Problem requirements — Restate the entire listing word for word.

Records for the task —
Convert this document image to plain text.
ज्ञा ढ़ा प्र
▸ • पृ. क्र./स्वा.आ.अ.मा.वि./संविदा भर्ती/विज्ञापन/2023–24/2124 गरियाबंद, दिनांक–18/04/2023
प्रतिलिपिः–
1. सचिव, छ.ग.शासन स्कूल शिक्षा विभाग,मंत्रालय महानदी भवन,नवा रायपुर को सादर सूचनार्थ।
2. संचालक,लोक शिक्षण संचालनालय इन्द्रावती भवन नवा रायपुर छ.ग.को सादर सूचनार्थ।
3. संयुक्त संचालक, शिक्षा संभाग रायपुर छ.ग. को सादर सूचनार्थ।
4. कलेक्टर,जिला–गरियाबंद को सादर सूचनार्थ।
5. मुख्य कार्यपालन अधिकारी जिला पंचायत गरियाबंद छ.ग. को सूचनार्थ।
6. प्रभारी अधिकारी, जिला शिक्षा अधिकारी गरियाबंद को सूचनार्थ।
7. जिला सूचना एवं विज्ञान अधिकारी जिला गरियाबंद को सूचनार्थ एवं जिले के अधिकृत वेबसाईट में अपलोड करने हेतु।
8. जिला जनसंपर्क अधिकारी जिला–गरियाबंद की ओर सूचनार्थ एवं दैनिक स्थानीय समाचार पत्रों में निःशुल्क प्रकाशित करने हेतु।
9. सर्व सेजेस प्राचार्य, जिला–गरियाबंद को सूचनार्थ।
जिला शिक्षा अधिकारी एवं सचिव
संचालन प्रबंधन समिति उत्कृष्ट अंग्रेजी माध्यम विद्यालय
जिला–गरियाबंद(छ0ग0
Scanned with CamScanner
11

Task answer —
Convert this document image to plain text.
ज्ञा ढ़ा प्र
▸ • पृ. क्र./स्वा.आ.अ.मा.वि./संविदा भर्ती/विज्ञापन/2023–24/2124 गरियाबंद, दिनांक–18/04/2023
प्रतिलिपिः–
1. सचिव, छ.ग.शासन स्कूल शिक्षा विभाग,मंत्रालय महानदी भवन,नवा रायपुर को सादर सूचनार्थ।
2. संचालक,लोक शिक्षण संचालनालय इन्द्रावती भवन नवा रायपुर छ.ग.को सादर सूचनार्थ।
3. संयुक्त संचालक, शिक्षा संभाग रायपुर छ.ग. को सादर सूचनार्थ।
4. कलेक्टर,जिला–गरियाबंद को सादर सूचनार्थ।
5. मुख्य कार्यपालन अधिकारी जिला पंचायत गरियाबंद छ.ग. को सूचनार्थ।
6. प्रभारी अधिकारी, जिला शिक्षा अधिकारी गरियाबंद को सूचनार्थ।
7. जिला सूचना एवं विज्ञान अधिकारी जिला गरियाबंद को सूचनार्थ एवं जिले के अधिकृत वेबसाईट में अपलोड करने हेतु।
8. जिला जनसंपर्क अधिकारी जिला–गरियाबंद की ओर सूचनार्थ एवं दैनिक स्थानीय समाचार पत्रों में निःशुल्क प्रकाशित करने हेतु।
9. सर्व सेजेस प्राचार्य, जिला–गरियाबंद को सूचनार्थ।
जिला शिक्षा अधिकारी एवं सचिव
संचालन प्रबंधन समिति उत्कृष्ट अंग्रेजी माध्यम विद्यालय
जिला–गरियाबंद(छ0ग0
Scanned with CamScanner
11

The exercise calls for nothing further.